[start Rows]

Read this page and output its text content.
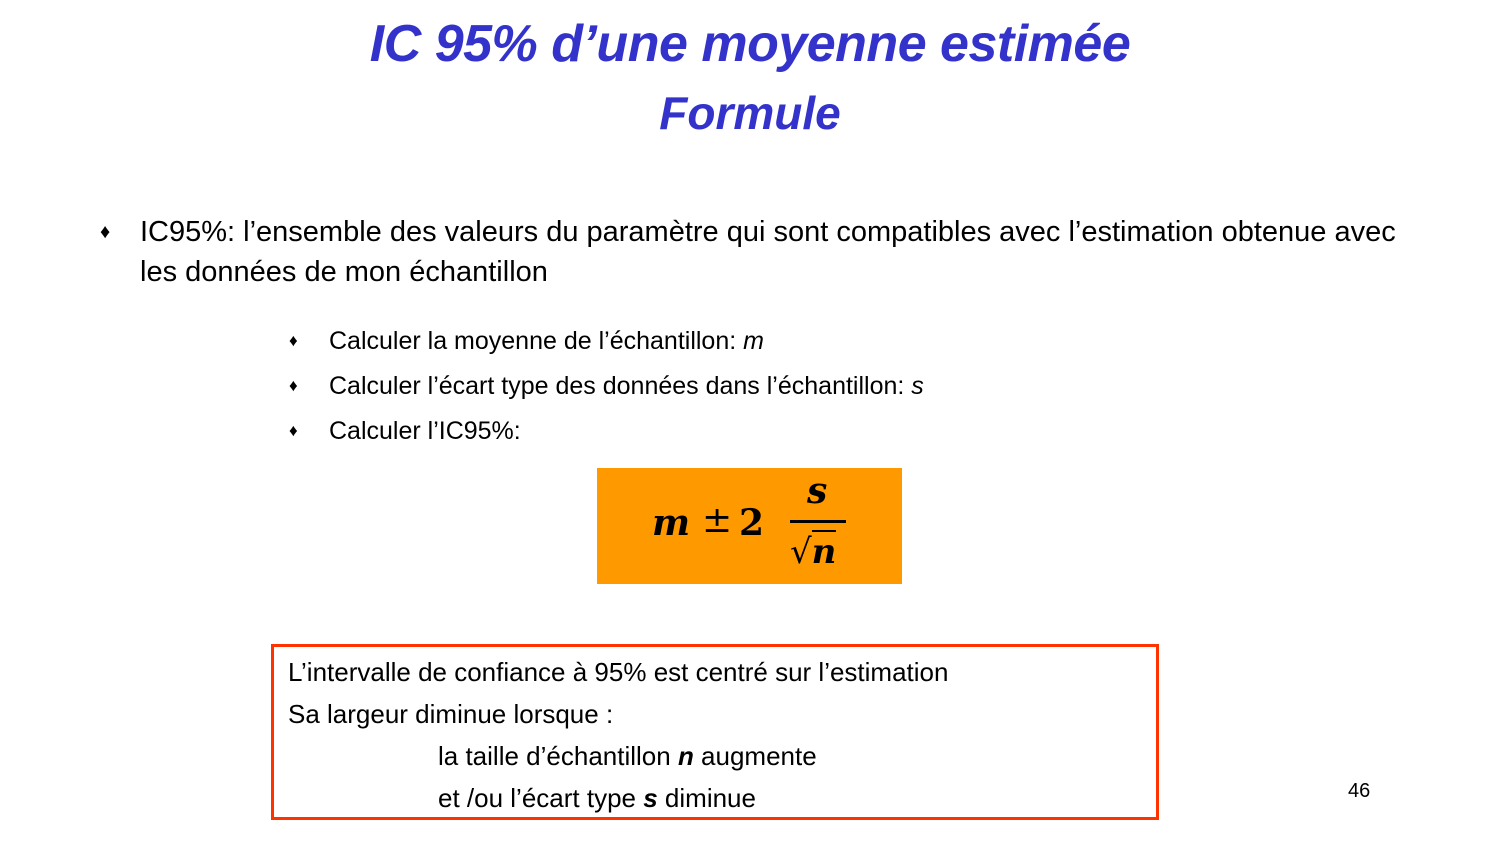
IC 95% d’une moyenne estimée
Formule
♦ IC95%: l’ensemble des valeurs du paramètre qui sont compatibles avec l’estimation obtenue avec les données de mon échantillon
♦ Calculer la moyenne de l’échantillon: m
♦ Calculer l’écart type des données dans l’échantillon: s
♦ Calculer l’IC95%:
m ± 2
s
√n
L’intervalle de confiance à 95% est centré sur l’estimation
Sa largeur diminue lorsque :
la taille d’échantillon n augmente
et /ou l’écart type s diminue	46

[end Rows]

Locate the string "données" in the listing above and copy every line where it occurs.

**Finished answer:**
♦ IC95%: l’ensemble des valeurs du paramètre qui sont compatibles avec l’estimation obtenue avec les données de mon échantillon
♦ Calculer l’écart type des données dans l’échantillon: s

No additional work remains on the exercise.